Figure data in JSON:
---+---

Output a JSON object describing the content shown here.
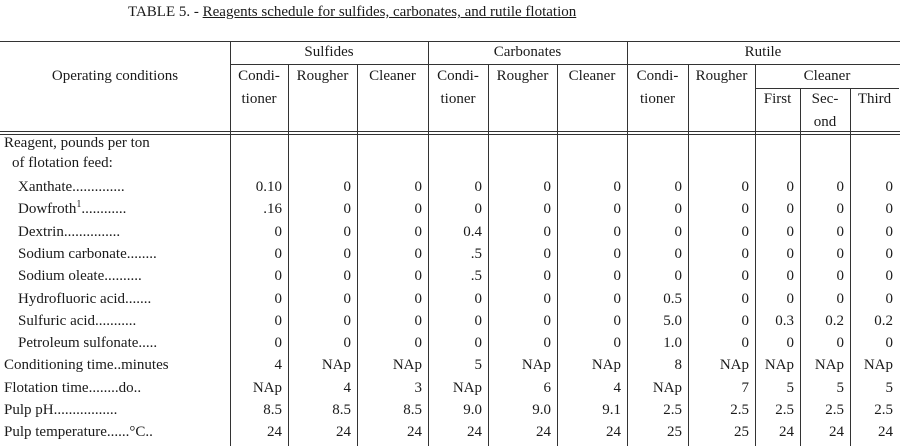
{
  "title": {
    "prefix": "TABLE 5. - ",
    "main": "Reagents schedule for sulfides, carbonates, and rutile flotation"
  },
  "header": {
    "stub": "Operating conditions",
    "groups": [
      {
        "name": "Sulfides",
        "columns": [
          [
            "Condi-",
            "tioner"
          ],
          [
            "Rougher"
          ],
          [
            "Cleaner"
          ]
        ]
      },
      {
        "name": "Carbonates",
        "columns": [
          [
            "Condi-",
            "tioner"
          ],
          [
            "Rougher"
          ],
          [
            "Cleaner"
          ]
        ]
      },
      {
        "name": "Rutile",
        "columns": [
          [
            "Condi-",
            "tioner"
          ],
          [
            "Rougher"
          ]
        ],
        "subgroup": {
          "name": "Cleaner",
          "columns": [
            [
              "First"
            ],
            [
              "Sec-",
              "ond"
            ],
            [
              "Third"
            ]
          ]
        }
      }
    ]
  },
  "rows": [
    {
      "label": "Reagent, pounds per ton"
    },
    {
      "label": "of flotation feed:"
    },
    {
      "label": "Xanthate..............",
      "values": [
        "0.10",
        "0",
        "0",
        "0",
        "0",
        "0",
        "0",
        "0",
        "0",
        "0",
        "0"
      ]
    },
    {
      "label": "Dowfroth",
      "footnote": "1",
      "label_tail": "............",
      "values": [
        ".16",
        "0",
        "0",
        "0",
        "0",
        "0",
        "0",
        "0",
        "0",
        "0",
        "0"
      ]
    },
    {
      "label": "Dextrin...............",
      "values": [
        "0",
        "0",
        "0",
        "0.4",
        "0",
        "0",
        "0",
        "0",
        "0",
        "0",
        "0"
      ]
    },
    {
      "label": "Sodium carbonate........",
      "values": [
        "0",
        "0",
        "0",
        ".5",
        "0",
        "0",
        "0",
        "0",
        "0",
        "0",
        "0"
      ]
    },
    {
      "label": "Sodium oleate..........",
      "values": [
        "0",
        "0",
        "0",
        ".5",
        "0",
        "0",
        "0",
        "0",
        "0",
        "0",
        "0"
      ]
    },
    {
      "label": "Hydrofluoric acid.......",
      "values": [
        "0",
        "0",
        "0",
        "0",
        "0",
        "0",
        "0.5",
        "0",
        "0",
        "0",
        "0"
      ]
    },
    {
      "label": "Sulfuric acid...........",
      "values": [
        "0",
        "0",
        "0",
        "0",
        "0",
        "0",
        "5.0",
        "0",
        "0.3",
        "0.2",
        "0.2"
      ]
    },
    {
      "label": "Petroleum sulfonate.....",
      "values": [
        "0",
        "0",
        "0",
        "0",
        "0",
        "0",
        "1.0",
        "0",
        "0",
        "0",
        "0"
      ]
    },
    {
      "label": "Conditioning time..minutes",
      "values": [
        "4",
        "NAp",
        "NAp",
        "5",
        "NAp",
        "NAp",
        "8",
        "NAp",
        "NAp",
        "NAp",
        "NAp"
      ]
    },
    {
      "label": "Flotation time........do..",
      "values": [
        "NAp",
        "4",
        "3",
        "NAp",
        "6",
        "4",
        "NAp",
        "7",
        "5",
        "5",
        "5"
      ]
    },
    {
      "label": "Pulp pH.................",
      "values": [
        "8.5",
        "8.5",
        "8.5",
        "9.0",
        "9.0",
        "9.1",
        "2.5",
        "2.5",
        "2.5",
        "2.5",
        "2.5"
      ]
    },
    {
      "label": "Pulp temperature......°C..",
      "values": [
        "24",
        "24",
        "24",
        "24",
        "24",
        "24",
        "25",
        "25",
        "24",
        "24",
        "24"
      ]
    }
  ]
}
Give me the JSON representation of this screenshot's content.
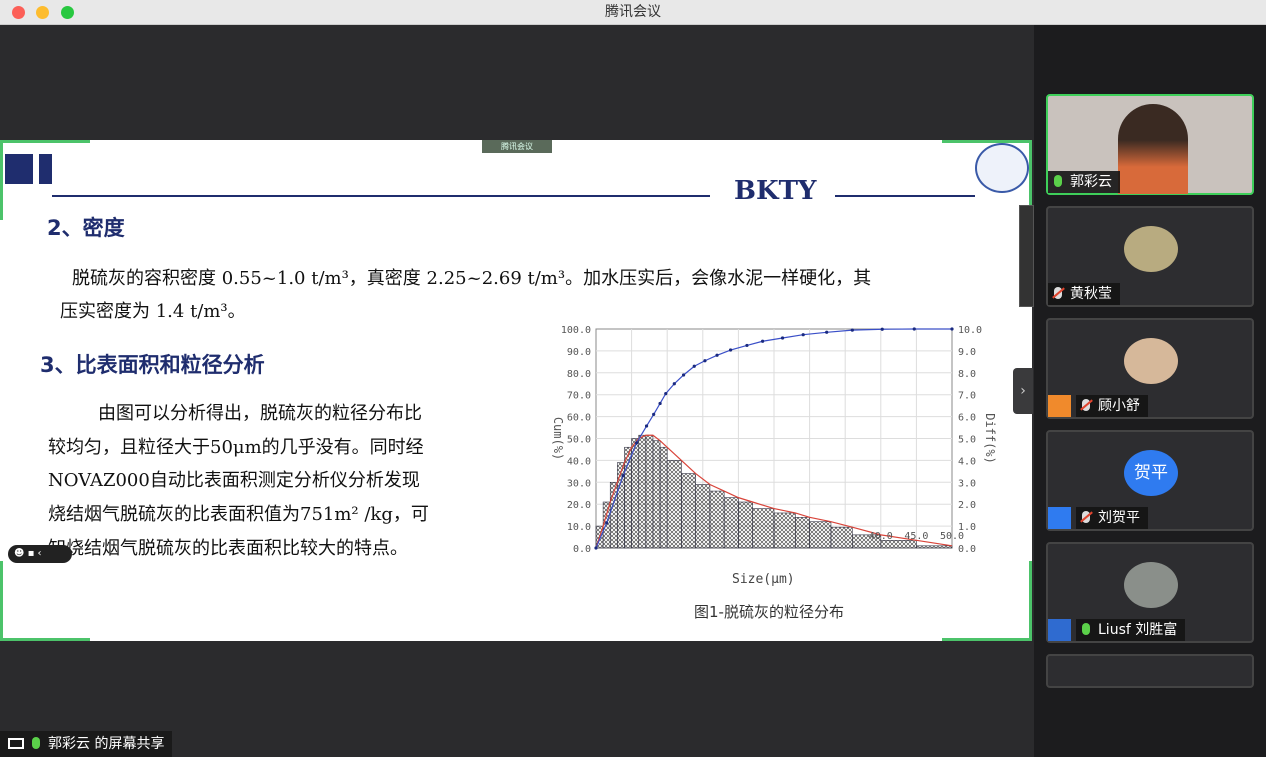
{
  "window": {
    "title": "腾讯会议"
  },
  "share_badge": "腾讯会议",
  "share_label": {
    "presenter": "郭彩云",
    "suffix": "的屏幕共享"
  },
  "slide": {
    "brand": "BKTY",
    "section2": "2、密度",
    "density_line1": "脱硫灰的容积密度 0.55~1.0 t/m³，真密度 2.25~2.69 t/m³。加水压实后，会像水泥一样硬化，其",
    "density_line2": "压实密度为 1.4 t/m³。",
    "section3": "3、比表面积和粒径分析",
    "analysis_lines": [
      "由图可以分析得出，脱硫灰的粒径分布比",
      "较均匀，且粒径大于50μm的几乎没有。同时经",
      "NOVAZ000自动比表面积测定分析仪分析发现",
      "烧结烟气脱硫灰的比表面积值为751m²  /kg，可",
      "知烧结烟气脱硫灰的比表面积比较大的特点。"
    ],
    "caption": "图1-脱硫灰的粒径分布"
  },
  "chart_data": {
    "type": "line",
    "xlabel": "Size(μm)",
    "ylabel": "Cum(%)",
    "y2label": "Diff(%)",
    "xlim": [
      0,
      50
    ],
    "ylim": [
      0,
      100
    ],
    "y2lim": [
      0,
      10
    ],
    "x_tick_labels": [
      "40.0",
      "45.0",
      "50.0"
    ],
    "y_ticks": [
      "0.0",
      "10.0",
      "20.0",
      "30.0",
      "40.0",
      "50.0",
      "60.0",
      "70.0",
      "80.0",
      "90.0",
      "100.0"
    ],
    "y2_ticks": [
      "0.0",
      "1.0",
      "2.0",
      "3.0",
      "4.0",
      "5.0",
      "6.0",
      "7.0",
      "8.0",
      "9.0",
      "10.0"
    ],
    "grid": true,
    "series": [
      {
        "axis": "left",
        "style": "line-markers",
        "color": "#3a4fc8",
        "x": [
          0,
          1.5,
          3.8,
          5.7,
          7.1,
          8.1,
          9.0,
          9.8,
          11,
          12.3,
          13.8,
          15.3,
          17,
          18.9,
          21.2,
          23.4,
          26.2,
          29.1,
          32.4,
          36,
          40.2,
          44.7,
          50
        ],
        "y": [
          0,
          11.5,
          33,
          48,
          55.7,
          61,
          66,
          70.5,
          75,
          79,
          83,
          85.5,
          88,
          90.4,
          92.5,
          94.4,
          95.9,
          97.4,
          98.5,
          99.5,
          99.9,
          100,
          100
        ]
      },
      {
        "axis": "right",
        "style": "histogram",
        "color": "#d9443a",
        "x": [
          0,
          1,
          2,
          3,
          4,
          5,
          6,
          7,
          8,
          9,
          10,
          12,
          14,
          16,
          18,
          20,
          22,
          25,
          28,
          30,
          33,
          36,
          40,
          45,
          50
        ],
        "y": [
          0,
          1,
          2.1,
          3,
          3.9,
          4.6,
          5,
          5.15,
          5.15,
          4.9,
          4.6,
          4,
          3.4,
          2.9,
          2.6,
          2.3,
          2.1,
          1.8,
          1.6,
          1.4,
          1.2,
          0.95,
          0.6,
          0.35,
          0.1
        ]
      }
    ]
  },
  "participants": [
    {
      "name": "郭彩云",
      "mic": "on",
      "active": true
    },
    {
      "name": "黄秋莹",
      "mic": "muted"
    },
    {
      "name": "顾小舒",
      "mic": "muted",
      "badge_color": "#f08a2c"
    },
    {
      "name": "刘贺平",
      "mic": "muted",
      "avatar_text": "贺平",
      "badge_color": "#2f7bf0"
    },
    {
      "name": "Liusf 刘胜富",
      "mic": "on",
      "badge_color": "#2f7bf0"
    }
  ]
}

---+---

Images in the data above are to be skipped. Retype all other material exactly.

Output a JSON object describing the content shown here.
{
  "title": {
    "prefix": "TABLE 5. - ",
    "main": "Reagents schedule for sulfides, carbonates, and rutile flotation"
  },
  "header": {
    "stub": "Operating conditions",
    "groups": [
      {
        "name": "Sulfides",
        "columns": [
          [
            "Condi-",
            "tioner"
          ],
          [
            "Rougher"
          ],
          [
            "Cleaner"
          ]
        ]
      },
      {
        "name": "Carbonates",
        "columns": [
          [
            "Condi-",
            "tioner"
          ],
          [
            "Rougher"
          ],
          [
            "Cleaner"
          ]
        ]
      },
      {
        "name": "Rutile",
        "columns": [
          [
            "Condi-",
            "tioner"
          ],
          [
            "Rougher"
          ]
        ],
        "subgroup": {
          "name": "Cleaner",
          "columns": [
            [
              "First"
            ],
            [
              "Sec-",
              "ond"
            ],
            [
              "Third"
            ]
          ]
        }
      }
    ]
  },
  "rows": [
    {
      "label": "Reagent, pounds per ton"
    },
    {
      "label": "of flotation feed:"
    },
    {
      "label": "Xanthate..............",
      "values": [
        "0.10",
        "0",
        "0",
        "0",
        "0",
        "0",
        "0",
        "0",
        "0",
        "0",
        "0"
      ]
    },
    {
      "label": "Dowfroth",
      "footnote": "1",
      "label_tail": "............",
      "values": [
        ".16",
        "0",
        "0",
        "0",
        "0",
        "0",
        "0",
        "0",
        "0",
        "0",
        "0"
      ]
    },
    {
      "label": "Dextrin...............",
      "values": [
        "0",
        "0",
        "0",
        "0.4",
        "0",
        "0",
        "0",
        "0",
        "0",
        "0",
        "0"
      ]
    },
    {
      "label": "Sodium carbonate........",
      "values": [
        "0",
        "0",
        "0",
        ".5",
        "0",
        "0",
        "0",
        "0",
        "0",
        "0",
        "0"
      ]
    },
    {
      "label": "Sodium oleate..........",
      "values": [
        "0",
        "0",
        "0",
        ".5",
        "0",
        "0",
        "0",
        "0",
        "0",
        "0",
        "0"
      ]
    },
    {
      "label": "Hydrofluoric acid.......",
      "values": [
        "0",
        "0",
        "0",
        "0",
        "0",
        "0",
        "0.5",
        "0",
        "0",
        "0",
        "0"
      ]
    },
    {
      "label": "Sulfuric acid...........",
      "values": [
        "0",
        "0",
        "0",
        "0",
        "0",
        "0",
        "5.0",
        "0",
        "0.3",
        "0.2",
        "0.2"
      ]
    },
    {
      "label": "Petroleum sulfonate.....",
      "values": [
        "0",
        "0",
        "0",
        "0",
        "0",
        "0",
        "1.0",
        "0",
        "0",
        "0",
        "0"
      ]
    },
    {
      "label": "Conditioning time..minutes",
      "values": [
        "4",
        "NAp",
        "NAp",
        "5",
        "NAp",
        "NAp",
        "8",
        "NAp",
        "NAp",
        "NAp",
        "NAp"
      ]
    },
    {
      "label": "Flotation time........do..",
      "values": [
        "NAp",
        "4",
        "3",
        "NAp",
        "6",
        "4",
        "NAp",
        "7",
        "5",
        "5",
        "5"
      ]
    },
    {
      "label": "Pulp pH.................",
      "values": [
        "8.5",
        "8.5",
        "8.5",
        "9.0",
        "9.0",
        "9.1",
        "2.5",
        "2.5",
        "2.5",
        "2.5",
        "2.5"
      ]
    },
    {
      "label": "Pulp temperature......°C..",
      "values": [
        "24",
        "24",
        "24",
        "24",
        "24",
        "24",
        "25",
        "25",
        "24",
        "24",
        "24"
      ]
    }
  ]
}
Give me the JSON representation of this screenshot's content.
{
  "window": {
    "title": "腾讯会议"
  },
  "share_badge": "腾讯会议",
  "share_label": {
    "presenter": "郭彩云",
    "suffix": "的屏幕共享"
  },
  "slide": {
    "brand": "BKTY",
    "section2": "2、密度",
    "density_line1": "脱硫灰的容积密度 0.55~1.0 t/m³，真密度 2.25~2.69 t/m³。加水压实后，会像水泥一样硬化，其",
    "density_line2": "压实密度为 1.4 t/m³。",
    "section3": "3、比表面积和粒径分析",
    "analysis_lines": [
      "由图可以分析得出，脱硫灰的粒径分布比",
      "较均匀，且粒径大于50μm的几乎没有。同时经",
      "NOVAZ000自动比表面积测定分析仪分析发现",
      "烧结烟气脱硫灰的比表面积值为751m²  /kg，可",
      "知烧结烟气脱硫灰的比表面积比较大的特点。"
    ],
    "caption": "图1-脱硫灰的粒径分布"
  },
  "chart_data": {
    "type": "line",
    "xlabel": "Size(μm)",
    "ylabel": "Cum(%)",
    "y2label": "Diff(%)",
    "xlim": [
      0,
      50
    ],
    "ylim": [
      0,
      100
    ],
    "y2lim": [
      0,
      10
    ],
    "x_tick_labels": [
      "40.0",
      "45.0",
      "50.0"
    ],
    "y_ticks": [
      "0.0",
      "10.0",
      "20.0",
      "30.0",
      "40.0",
      "50.0",
      "60.0",
      "70.0",
      "80.0",
      "90.0",
      "100.0"
    ],
    "y2_ticks": [
      "0.0",
      "1.0",
      "2.0",
      "3.0",
      "4.0",
      "5.0",
      "6.0",
      "7.0",
      "8.0",
      "9.0",
      "10.0"
    ],
    "grid": true,
    "series": [
      {
        "axis": "left",
        "style": "line-markers",
        "color": "#3a4fc8",
        "x": [
          0,
          1.5,
          3.8,
          5.7,
          7.1,
          8.1,
          9.0,
          9.8,
          11,
          12.3,
          13.8,
          15.3,
          17,
          18.9,
          21.2,
          23.4,
          26.2,
          29.1,
          32.4,
          36,
          40.2,
          44.7,
          50
        ],
        "y": [
          0,
          11.5,
          33,
          48,
          55.7,
          61,
          66,
          70.5,
          75,
          79,
          83,
          85.5,
          88,
          90.4,
          92.5,
          94.4,
          95.9,
          97.4,
          98.5,
          99.5,
          99.9,
          100,
          100
        ]
      },
      {
        "axis": "right",
        "style": "histogram",
        "color": "#d9443a",
        "x": [
          0,
          1,
          2,
          3,
          4,
          5,
          6,
          7,
          8,
          9,
          10,
          12,
          14,
          16,
          18,
          20,
          22,
          25,
          28,
          30,
          33,
          36,
          40,
          45,
          50
        ],
        "y": [
          0,
          1,
          2.1,
          3,
          3.9,
          4.6,
          5,
          5.15,
          5.15,
          4.9,
          4.6,
          4,
          3.4,
          2.9,
          2.6,
          2.3,
          2.1,
          1.8,
          1.6,
          1.4,
          1.2,
          0.95,
          0.6,
          0.35,
          0.1
        ]
      }
    ]
  },
  "participants": [
    {
      "name": "郭彩云",
      "mic": "on",
      "active": true
    },
    {
      "name": "黄秋莹",
      "mic": "muted"
    },
    {
      "name": "顾小舒",
      "mic": "muted",
      "badge_color": "#f08a2c"
    },
    {
      "name": "刘贺平",
      "mic": "muted",
      "avatar_text": "贺平",
      "badge_color": "#2f7bf0"
    },
    {
      "name": "Liusf 刘胜富",
      "mic": "on",
      "badge_color": "#2f7bf0"
    }
  ]
}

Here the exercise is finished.